Written problem: Look through the records below, and copy out every line that holds the string "ทยาการคำนวน".
########
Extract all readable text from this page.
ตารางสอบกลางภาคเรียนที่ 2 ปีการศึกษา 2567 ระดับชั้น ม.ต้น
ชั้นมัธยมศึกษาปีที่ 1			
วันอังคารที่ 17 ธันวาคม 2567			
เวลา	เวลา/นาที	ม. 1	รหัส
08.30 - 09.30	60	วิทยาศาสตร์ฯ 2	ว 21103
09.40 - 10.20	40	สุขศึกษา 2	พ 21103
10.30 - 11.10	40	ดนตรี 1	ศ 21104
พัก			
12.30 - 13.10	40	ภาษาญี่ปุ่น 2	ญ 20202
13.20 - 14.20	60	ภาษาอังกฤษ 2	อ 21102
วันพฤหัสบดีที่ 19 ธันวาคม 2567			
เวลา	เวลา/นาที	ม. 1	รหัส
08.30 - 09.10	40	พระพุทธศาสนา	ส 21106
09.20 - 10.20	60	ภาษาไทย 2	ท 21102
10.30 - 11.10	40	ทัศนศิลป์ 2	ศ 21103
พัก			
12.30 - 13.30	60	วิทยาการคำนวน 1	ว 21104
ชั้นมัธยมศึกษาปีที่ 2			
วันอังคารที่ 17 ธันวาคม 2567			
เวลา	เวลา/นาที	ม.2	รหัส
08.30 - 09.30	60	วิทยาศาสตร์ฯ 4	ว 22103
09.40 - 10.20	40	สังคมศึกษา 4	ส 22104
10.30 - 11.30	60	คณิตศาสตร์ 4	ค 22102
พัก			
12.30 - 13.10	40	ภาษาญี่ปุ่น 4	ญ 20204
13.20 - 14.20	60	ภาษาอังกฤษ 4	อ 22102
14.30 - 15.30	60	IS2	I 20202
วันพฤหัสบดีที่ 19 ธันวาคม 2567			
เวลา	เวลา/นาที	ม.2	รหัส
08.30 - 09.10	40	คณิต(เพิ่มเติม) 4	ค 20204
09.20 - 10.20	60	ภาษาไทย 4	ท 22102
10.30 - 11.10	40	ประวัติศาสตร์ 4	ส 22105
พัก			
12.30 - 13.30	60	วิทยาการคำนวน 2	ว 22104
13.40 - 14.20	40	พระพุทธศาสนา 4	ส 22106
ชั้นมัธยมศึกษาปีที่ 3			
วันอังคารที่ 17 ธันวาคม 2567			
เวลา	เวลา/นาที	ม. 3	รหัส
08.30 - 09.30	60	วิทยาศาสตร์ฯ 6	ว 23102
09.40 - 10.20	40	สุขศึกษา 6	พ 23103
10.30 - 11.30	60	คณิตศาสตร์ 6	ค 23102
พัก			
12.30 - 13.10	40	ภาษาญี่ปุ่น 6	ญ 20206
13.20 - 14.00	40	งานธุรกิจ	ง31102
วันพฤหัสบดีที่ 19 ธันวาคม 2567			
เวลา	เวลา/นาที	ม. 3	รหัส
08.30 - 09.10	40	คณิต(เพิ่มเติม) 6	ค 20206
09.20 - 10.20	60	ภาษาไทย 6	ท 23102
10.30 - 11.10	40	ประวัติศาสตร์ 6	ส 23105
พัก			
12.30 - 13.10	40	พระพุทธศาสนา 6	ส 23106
########
Correct output:
12.30 - 13.30	60	วิทยาการคำนวน 1	ว 21104
12.30 - 13.30	60	วิทยาการคำนวน 2	ว 22104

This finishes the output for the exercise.